* **Your goal**:
Give all of the lines again, with nothing added or dropped.

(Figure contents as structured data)
+++

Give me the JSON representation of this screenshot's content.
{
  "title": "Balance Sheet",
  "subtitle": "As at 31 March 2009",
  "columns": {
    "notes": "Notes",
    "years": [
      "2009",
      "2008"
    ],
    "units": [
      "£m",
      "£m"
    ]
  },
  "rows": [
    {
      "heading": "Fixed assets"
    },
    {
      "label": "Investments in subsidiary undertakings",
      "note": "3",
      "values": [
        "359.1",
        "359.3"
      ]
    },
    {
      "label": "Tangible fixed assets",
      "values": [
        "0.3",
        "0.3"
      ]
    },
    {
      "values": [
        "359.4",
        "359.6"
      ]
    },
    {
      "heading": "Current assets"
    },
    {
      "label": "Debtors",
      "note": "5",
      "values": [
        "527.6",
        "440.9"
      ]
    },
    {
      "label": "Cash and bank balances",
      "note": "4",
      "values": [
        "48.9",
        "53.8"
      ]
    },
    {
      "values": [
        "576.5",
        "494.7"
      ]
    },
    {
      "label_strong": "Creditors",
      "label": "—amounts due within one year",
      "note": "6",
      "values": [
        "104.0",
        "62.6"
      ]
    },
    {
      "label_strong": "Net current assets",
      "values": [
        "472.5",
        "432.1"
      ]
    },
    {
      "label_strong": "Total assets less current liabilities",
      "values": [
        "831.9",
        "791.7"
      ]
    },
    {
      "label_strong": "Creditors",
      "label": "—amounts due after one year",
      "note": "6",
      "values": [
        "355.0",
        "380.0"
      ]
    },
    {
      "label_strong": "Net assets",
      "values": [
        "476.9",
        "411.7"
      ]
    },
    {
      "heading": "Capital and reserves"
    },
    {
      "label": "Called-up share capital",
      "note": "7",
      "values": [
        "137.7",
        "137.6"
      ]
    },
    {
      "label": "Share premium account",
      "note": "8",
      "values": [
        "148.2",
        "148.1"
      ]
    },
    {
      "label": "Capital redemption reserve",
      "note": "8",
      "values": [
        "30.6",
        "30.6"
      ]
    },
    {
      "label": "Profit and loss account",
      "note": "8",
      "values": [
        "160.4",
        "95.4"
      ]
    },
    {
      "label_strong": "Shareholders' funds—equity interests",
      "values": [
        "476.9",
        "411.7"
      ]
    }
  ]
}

+++

* **Response to the task**:
Give me the JSON representation of this screenshot's content.
{
  "title": "Balance Sheet",
  "subtitle": "As at 31 March 2009",
  "columns": {
    "notes": "Notes",
    "years": [
      "2009",
      "2008"
    ],
    "units": [
      "£m",
      "£m"
    ]
  },
  "rows": [
    {
      "heading": "Fixed assets"
    },
    {
      "label": "Investments in subsidiary undertakings",
      "note": "3",
      "values": [
        "359.1",
        "359.3"
      ]
    },
    {
      "label": "Tangible fixed assets",
      "values": [
        "0.3",
        "0.3"
      ]
    },
    {
      "values": [
        "359.4",
        "359.6"
      ]
    },
    {
      "heading": "Current assets"
    },
    {
      "label": "Debtors",
      "note": "5",
      "values": [
        "527.6",
        "440.9"
      ]
    },
    {
      "label": "Cash and bank balances",
      "note": "4",
      "values": [
        "48.9",
        "53.8"
      ]
    },
    {
      "values": [
        "576.5",
        "494.7"
      ]
    },
    {
      "label_strong": "Creditors",
      "label": "—amounts due within one year",
      "note": "6",
      "values": [
        "104.0",
        "62.6"
      ]
    },
    {
      "label_strong": "Net current assets",
      "values": [
        "472.5",
        "432.1"
      ]
    },
    {
      "label_strong": "Total assets less current liabilities",
      "values": [
        "831.9",
        "791.7"
      ]
    },
    {
      "label_strong": "Creditors",
      "label": "—amounts due after one year",
      "note": "6",
      "values": [
        "355.0",
        "380.0"
      ]
    },
    {
      "label_strong": "Net assets",
      "values": [
        "476.9",
        "411.7"
      ]
    },
    {
      "heading": "Capital and reserves"
    },
    {
      "label": "Called-up share capital",
      "note": "7",
      "values": [
        "137.7",
        "137.6"
      ]
    },
    {
      "label": "Share premium account",
      "note": "8",
      "values": [
        "148.2",
        "148.1"
      ]
    },
    {
      "label": "Capital redemption reserve",
      "note": "8",
      "values": [
        "30.6",
        "30.6"
      ]
    },
    {
      "label": "Profit and loss account",
      "note": "8",
      "values": [
        "160.4",
        "95.4"
      ]
    },
    {
      "label_strong": "Shareholders' funds—equity interests",
      "values": [
        "476.9",
        "411.7"
      ]
    }
  ]
}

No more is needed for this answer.